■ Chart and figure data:
━━━━━━━━━━━━━━━━

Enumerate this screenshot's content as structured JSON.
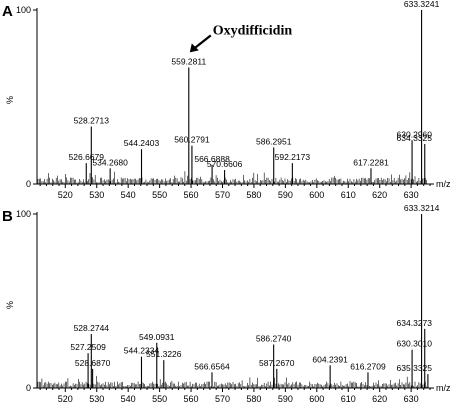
{
  "chart_data": [
    {
      "type": "mass-spectrum",
      "panel_label": "A",
      "xlabel": "m/z",
      "ylabel": "%",
      "xlim": [
        511,
        636
      ],
      "ylim": [
        0,
        100
      ],
      "x_ticks": [
        520,
        530,
        540,
        550,
        560,
        570,
        580,
        590,
        600,
        610,
        620,
        630
      ],
      "y_ticks": [
        0,
        100
      ],
      "annotation": {
        "text": "Oxydifficidin",
        "points_to": 559.2811
      },
      "peaks": [
        {
          "mz": 526.6679,
          "intensity": 12,
          "label": "526.6679"
        },
        {
          "mz": 528.2713,
          "intensity": 33,
          "label": "528.2713"
        },
        {
          "mz": 534.268,
          "intensity": 9,
          "label": "534.2680"
        },
        {
          "mz": 544.2403,
          "intensity": 20,
          "label": "544.2403"
        },
        {
          "mz": 559.2811,
          "intensity": 67,
          "label": "559.2811"
        },
        {
          "mz": 560.2791,
          "intensity": 22,
          "label": "560.2791"
        },
        {
          "mz": 566.6888,
          "intensity": 11,
          "label": "566.6888"
        },
        {
          "mz": 570.6606,
          "intensity": 8,
          "label": "570.6606"
        },
        {
          "mz": 586.2951,
          "intensity": 21,
          "label": "586.2951"
        },
        {
          "mz": 592.2173,
          "intensity": 12,
          "label": "592.2173"
        },
        {
          "mz": 617.2281,
          "intensity": 9,
          "label": "617.2281"
        },
        {
          "mz": 630.296,
          "intensity": 25,
          "label": "630.2960"
        },
        {
          "mz": 633.3241,
          "intensity": 100,
          "label": "633.3241"
        },
        {
          "mz": 634.3325,
          "intensity": 23,
          "label": "634.3325"
        }
      ]
    },
    {
      "type": "mass-spectrum",
      "panel_label": "B",
      "xlabel": "m/z",
      "ylabel": "%",
      "xlim": [
        511,
        636
      ],
      "ylim": [
        0,
        100
      ],
      "x_ticks": [
        520,
        530,
        540,
        550,
        560,
        570,
        580,
        590,
        600,
        610,
        620,
        630
      ],
      "y_ticks": [
        0,
        100
      ],
      "peaks": [
        {
          "mz": 527.2509,
          "intensity": 20,
          "label": "527.2509"
        },
        {
          "mz": 528.2744,
          "intensity": 31,
          "label": "528.2744"
        },
        {
          "mz": 528.687,
          "intensity": 11,
          "label": "528.6870"
        },
        {
          "mz": 544.2334,
          "intensity": 18,
          "label": "544.2334"
        },
        {
          "mz": 549.0931,
          "intensity": 26,
          "label": "549.0931"
        },
        {
          "mz": 551.3226,
          "intensity": 16,
          "label": "551.3226"
        },
        {
          "mz": 566.6564,
          "intensity": 9,
          "label": "566.6564"
        },
        {
          "mz": 586.274,
          "intensity": 25,
          "label": "586.2740"
        },
        {
          "mz": 587.267,
          "intensity": 11,
          "label": "587.2670"
        },
        {
          "mz": 604.2391,
          "intensity": 13,
          "label": "604.2391"
        },
        {
          "mz": 616.2709,
          "intensity": 9,
          "label": "616.2709"
        },
        {
          "mz": 630.301,
          "intensity": 22,
          "label": "630.3010"
        },
        {
          "mz": 633.3214,
          "intensity": 100,
          "label": "633.3214"
        },
        {
          "mz": 634.3273,
          "intensity": 34,
          "label": "634.3273"
        },
        {
          "mz": 635.3325,
          "intensity": 8,
          "label": "635.3325"
        }
      ]
    }
  ]
}
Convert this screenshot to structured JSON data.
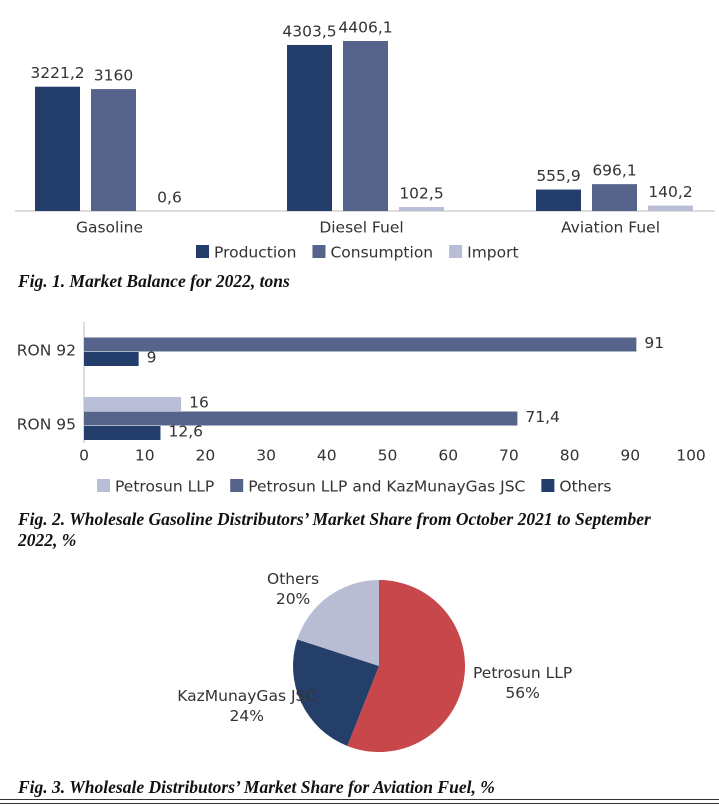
{
  "chart_data": [
    {
      "type": "bar",
      "title": "Fig. 1. Market Balance for 2022, tons",
      "categories": [
        "Gasoline",
        "Diesel Fuel",
        "Aviation Fuel"
      ],
      "series": [
        {
          "name": "Production",
          "color": "#233e6a",
          "values": [
            3221.2,
            4303.5,
            555.9
          ],
          "value_labels": [
            "3221,2",
            "4303,5",
            "555,9"
          ]
        },
        {
          "name": "Consumption",
          "color": "#56648c",
          "values": [
            3160,
            4406.1,
            696.1
          ],
          "value_labels": [
            "3160",
            "4406,1",
            "696,1"
          ]
        },
        {
          "name": "Import",
          "color": "#b9bdd5",
          "values": [
            0.6,
            102.5,
            140.2
          ],
          "value_labels": [
            "0,6",
            "102,5",
            "140,2"
          ]
        }
      ]
    },
    {
      "type": "hbar",
      "title": "Fig. 2. Wholesale Gasoline Distributors’ Market Share from October 2021 to September 2022, %",
      "categories": [
        "RON 92",
        "RON 95"
      ],
      "series": [
        {
          "name": "Petrosun LLP",
          "color": "#b9bdd5",
          "values": [
            null,
            16
          ],
          "value_labels": [
            null,
            "16"
          ]
        },
        {
          "name": "Petrosun LLP and KazMunayGas JSC",
          "color": "#56648c",
          "values": [
            91,
            71.4
          ],
          "value_labels": [
            "91",
            "71,4"
          ]
        },
        {
          "name": "Others",
          "color": "#233e6a",
          "values": [
            9,
            12.6
          ],
          "value_labels": [
            "9",
            "12,6"
          ]
        }
      ],
      "xlim": [
        0,
        100
      ],
      "xticks": [
        0,
        10,
        20,
        30,
        40,
        50,
        60,
        70,
        80,
        90,
        100
      ]
    },
    {
      "type": "pie",
      "title": "Fig. 3. Wholesale Distributors’ Market Share for Aviation Fuel, %",
      "categories": [
        "Petrosun LLP",
        "KazMunayGas JSC",
        "Others"
      ],
      "values": [
        56,
        24,
        20
      ],
      "value_labels": [
        "56%",
        "24%",
        "20%"
      ],
      "colors": [
        "#c8474b",
        "#253f6b",
        "#b8bdd3"
      ]
    }
  ]
}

━━━━━━━━━━━━━━━━

■ What you will do:
Only the number is needed: state how many lines in the listing contain "KazMunayGas".

■ Written response:
2